(Data entries)
■ ■ ■ ■ ■
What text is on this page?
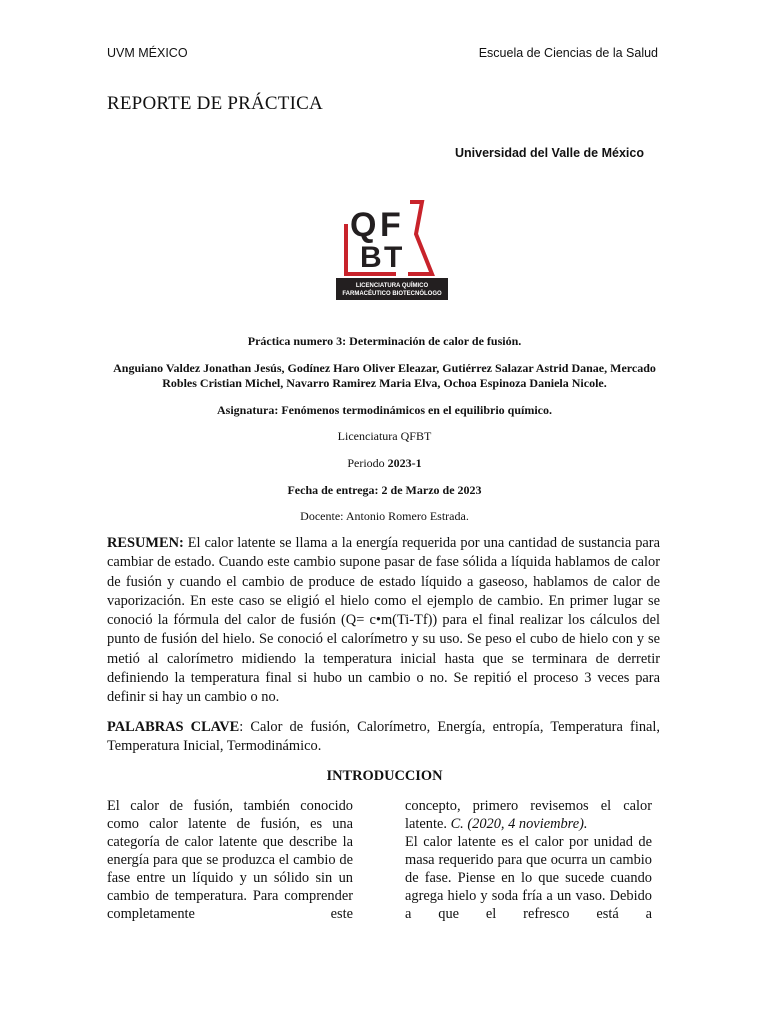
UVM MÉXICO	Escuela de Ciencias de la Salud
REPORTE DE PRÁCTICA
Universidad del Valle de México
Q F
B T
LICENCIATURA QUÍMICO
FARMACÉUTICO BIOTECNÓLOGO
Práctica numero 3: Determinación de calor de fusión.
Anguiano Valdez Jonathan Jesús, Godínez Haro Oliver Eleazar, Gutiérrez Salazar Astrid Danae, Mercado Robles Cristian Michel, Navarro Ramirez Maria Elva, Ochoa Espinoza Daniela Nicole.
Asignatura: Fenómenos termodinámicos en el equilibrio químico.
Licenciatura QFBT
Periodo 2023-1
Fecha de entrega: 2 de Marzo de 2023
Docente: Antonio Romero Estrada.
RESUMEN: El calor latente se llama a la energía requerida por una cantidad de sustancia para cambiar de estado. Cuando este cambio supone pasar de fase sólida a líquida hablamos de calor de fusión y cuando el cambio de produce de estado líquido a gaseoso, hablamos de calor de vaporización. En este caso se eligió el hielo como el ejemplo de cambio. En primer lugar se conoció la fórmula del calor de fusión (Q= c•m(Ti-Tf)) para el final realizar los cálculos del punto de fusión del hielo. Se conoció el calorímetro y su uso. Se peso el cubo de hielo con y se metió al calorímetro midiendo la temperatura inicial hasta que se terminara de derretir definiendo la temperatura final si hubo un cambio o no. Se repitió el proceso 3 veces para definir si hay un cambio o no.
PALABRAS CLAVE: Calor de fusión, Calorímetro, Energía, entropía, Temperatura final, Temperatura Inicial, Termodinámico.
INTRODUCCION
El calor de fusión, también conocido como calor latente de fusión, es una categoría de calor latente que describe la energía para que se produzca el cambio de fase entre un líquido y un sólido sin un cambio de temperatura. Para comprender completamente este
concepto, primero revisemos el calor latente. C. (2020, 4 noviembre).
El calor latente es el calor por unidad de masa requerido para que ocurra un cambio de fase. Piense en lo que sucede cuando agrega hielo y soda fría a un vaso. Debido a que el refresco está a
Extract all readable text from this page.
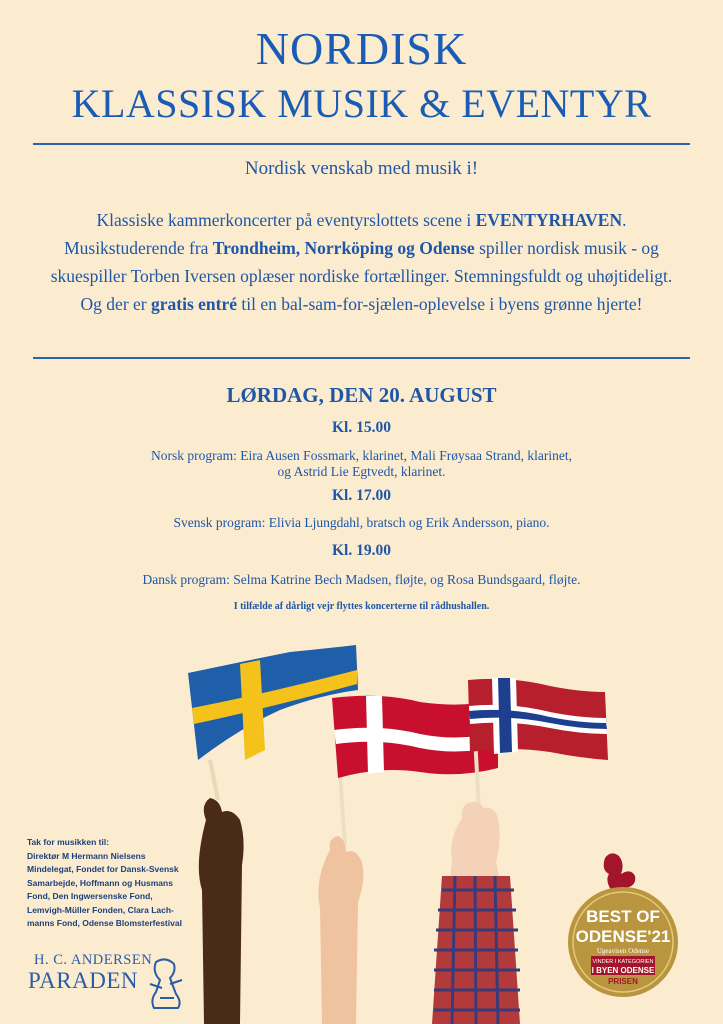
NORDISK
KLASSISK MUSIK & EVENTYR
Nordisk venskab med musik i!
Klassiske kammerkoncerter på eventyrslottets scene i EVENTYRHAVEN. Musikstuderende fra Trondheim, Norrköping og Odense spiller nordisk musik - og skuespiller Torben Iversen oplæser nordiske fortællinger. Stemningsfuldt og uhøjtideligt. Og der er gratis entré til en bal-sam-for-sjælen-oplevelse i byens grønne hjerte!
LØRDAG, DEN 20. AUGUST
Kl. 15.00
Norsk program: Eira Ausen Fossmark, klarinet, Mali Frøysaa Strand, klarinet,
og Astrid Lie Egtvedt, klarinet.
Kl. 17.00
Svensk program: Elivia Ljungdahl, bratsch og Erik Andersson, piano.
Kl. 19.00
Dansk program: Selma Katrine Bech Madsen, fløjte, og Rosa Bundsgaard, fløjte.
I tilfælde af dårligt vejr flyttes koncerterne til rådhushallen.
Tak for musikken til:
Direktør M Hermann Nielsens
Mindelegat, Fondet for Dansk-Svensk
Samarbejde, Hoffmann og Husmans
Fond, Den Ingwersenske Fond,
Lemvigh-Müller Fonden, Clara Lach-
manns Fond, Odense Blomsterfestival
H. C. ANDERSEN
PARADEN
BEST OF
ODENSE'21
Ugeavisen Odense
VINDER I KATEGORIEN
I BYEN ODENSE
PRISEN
■ ■ ■ ■ ■
## What is required:
Which lines contain the word "klarinet"? Return each of them.

## Response below:
Norsk program: Eira Ausen Fossmark, klarinet, Mali Frøysaa Strand, klarinet,
og Astrid Lie Egtvedt, klarinet.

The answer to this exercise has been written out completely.